* **The data**
────────────────
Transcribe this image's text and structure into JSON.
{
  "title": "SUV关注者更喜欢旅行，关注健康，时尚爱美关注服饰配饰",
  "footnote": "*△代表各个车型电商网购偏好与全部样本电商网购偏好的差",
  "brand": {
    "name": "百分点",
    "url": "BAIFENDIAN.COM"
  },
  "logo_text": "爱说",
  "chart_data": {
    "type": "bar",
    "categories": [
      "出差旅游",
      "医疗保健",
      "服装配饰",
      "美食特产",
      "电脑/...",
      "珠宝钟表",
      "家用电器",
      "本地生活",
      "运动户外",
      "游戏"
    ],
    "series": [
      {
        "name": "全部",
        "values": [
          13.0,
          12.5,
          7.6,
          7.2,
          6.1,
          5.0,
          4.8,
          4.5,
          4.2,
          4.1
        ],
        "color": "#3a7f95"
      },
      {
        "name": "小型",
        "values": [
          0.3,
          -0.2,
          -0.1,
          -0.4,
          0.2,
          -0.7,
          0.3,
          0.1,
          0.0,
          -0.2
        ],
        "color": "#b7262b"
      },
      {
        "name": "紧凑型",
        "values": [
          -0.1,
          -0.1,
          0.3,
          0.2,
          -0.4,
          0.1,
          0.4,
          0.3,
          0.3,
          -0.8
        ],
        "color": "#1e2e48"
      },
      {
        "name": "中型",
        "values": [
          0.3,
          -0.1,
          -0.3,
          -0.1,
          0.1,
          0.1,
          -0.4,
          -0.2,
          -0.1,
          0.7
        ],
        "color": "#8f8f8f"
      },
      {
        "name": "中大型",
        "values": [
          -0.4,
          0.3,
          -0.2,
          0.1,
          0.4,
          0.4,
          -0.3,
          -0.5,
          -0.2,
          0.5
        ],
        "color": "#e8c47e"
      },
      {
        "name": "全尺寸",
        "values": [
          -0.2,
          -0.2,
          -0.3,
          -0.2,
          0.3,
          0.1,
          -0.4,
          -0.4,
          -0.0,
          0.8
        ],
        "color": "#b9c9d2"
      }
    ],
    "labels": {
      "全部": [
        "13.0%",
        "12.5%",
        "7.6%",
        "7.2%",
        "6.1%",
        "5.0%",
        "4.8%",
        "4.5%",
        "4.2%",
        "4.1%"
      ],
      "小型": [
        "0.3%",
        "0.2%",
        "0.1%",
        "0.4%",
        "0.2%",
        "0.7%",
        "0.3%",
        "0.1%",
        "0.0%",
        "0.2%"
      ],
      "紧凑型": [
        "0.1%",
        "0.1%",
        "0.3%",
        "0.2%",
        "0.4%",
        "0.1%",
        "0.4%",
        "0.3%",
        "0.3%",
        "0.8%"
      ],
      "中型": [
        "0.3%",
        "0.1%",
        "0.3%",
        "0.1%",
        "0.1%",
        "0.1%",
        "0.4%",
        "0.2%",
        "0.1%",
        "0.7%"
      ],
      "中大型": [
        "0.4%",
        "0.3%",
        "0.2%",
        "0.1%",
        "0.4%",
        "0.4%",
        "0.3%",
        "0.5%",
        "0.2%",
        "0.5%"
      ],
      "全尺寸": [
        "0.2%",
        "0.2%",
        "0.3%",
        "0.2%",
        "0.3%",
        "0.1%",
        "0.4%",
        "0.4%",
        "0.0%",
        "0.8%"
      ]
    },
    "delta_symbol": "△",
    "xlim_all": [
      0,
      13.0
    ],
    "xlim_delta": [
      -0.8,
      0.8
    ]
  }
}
────────────────
* **Required work**
Reproduce the complete set of lines precisely as supplied.

* **The output**
Transcribe this image's text and structure into JSON.
{
  "title": "SUV关注者更喜欢旅行，关注健康，时尚爱美关注服饰配饰",
  "footnote": "*△代表各个车型电商网购偏好与全部样本电商网购偏好的差",
  "brand": {
    "name": "百分点",
    "url": "BAIFENDIAN.COM"
  },
  "logo_text": "爱说",
  "chart_data": {
    "type": "bar",
    "categories": [
      "出差旅游",
      "医疗保健",
      "服装配饰",
      "美食特产",
      "电脑/...",
      "珠宝钟表",
      "家用电器",
      "本地生活",
      "运动户外",
      "游戏"
    ],
    "series": [
      {
        "name": "全部",
        "values": [
          13.0,
          12.5,
          7.6,
          7.2,
          6.1,
          5.0,
          4.8,
          4.5,
          4.2,
          4.1
        ],
        "color": "#3a7f95"
      },
      {
        "name": "小型",
        "values": [
          0.3,
          -0.2,
          -0.1,
          -0.4,
          0.2,
          -0.7,
          0.3,
          0.1,
          0.0,
          -0.2
        ],
        "color": "#b7262b"
      },
      {
        "name": "紧凑型",
        "values": [
          -0.1,
          -0.1,
          0.3,
          0.2,
          -0.4,
          0.1,
          0.4,
          0.3,
          0.3,
          -0.8
        ],
        "color": "#1e2e48"
      },
      {
        "name": "中型",
        "values": [
          0.3,
          -0.1,
          -0.3,
          -0.1,
          0.1,
          0.1,
          -0.4,
          -0.2,
          -0.1,
          0.7
        ],
        "color": "#8f8f8f"
      },
      {
        "name": "中大型",
        "values": [
          -0.4,
          0.3,
          -0.2,
          0.1,
          0.4,
          0.4,
          -0.3,
          -0.5,
          -0.2,
          0.5
        ],
        "color": "#e8c47e"
      },
      {
        "name": "全尺寸",
        "values": [
          -0.2,
          -0.2,
          -0.3,
          -0.2,
          0.3,
          0.1,
          -0.4,
          -0.4,
          -0.0,
          0.8
        ],
        "color": "#b9c9d2"
      }
    ],
    "labels": {
      "全部": [
        "13.0%",
        "12.5%",
        "7.6%",
        "7.2%",
        "6.1%",
        "5.0%",
        "4.8%",
        "4.5%",
        "4.2%",
        "4.1%"
      ],
      "小型": [
        "0.3%",
        "0.2%",
        "0.1%",
        "0.4%",
        "0.2%",
        "0.7%",
        "0.3%",
        "0.1%",
        "0.0%",
        "0.2%"
      ],
      "紧凑型": [
        "0.1%",
        "0.1%",
        "0.3%",
        "0.2%",
        "0.4%",
        "0.1%",
        "0.4%",
        "0.3%",
        "0.3%",
        "0.8%"
      ],
      "中型": [
        "0.3%",
        "0.1%",
        "0.3%",
        "0.1%",
        "0.1%",
        "0.1%",
        "0.4%",
        "0.2%",
        "0.1%",
        "0.7%"
      ],
      "中大型": [
        "0.4%",
        "0.3%",
        "0.2%",
        "0.1%",
        "0.4%",
        "0.4%",
        "0.3%",
        "0.5%",
        "0.2%",
        "0.5%"
      ],
      "全尺寸": [
        "0.2%",
        "0.2%",
        "0.3%",
        "0.2%",
        "0.3%",
        "0.1%",
        "0.4%",
        "0.4%",
        "0.0%",
        "0.8%"
      ]
    },
    "delta_symbol": "△",
    "xlim_all": [
      0,
      13.0
    ],
    "xlim_delta": [
      -0.8,
      0.8
    ]
  }
}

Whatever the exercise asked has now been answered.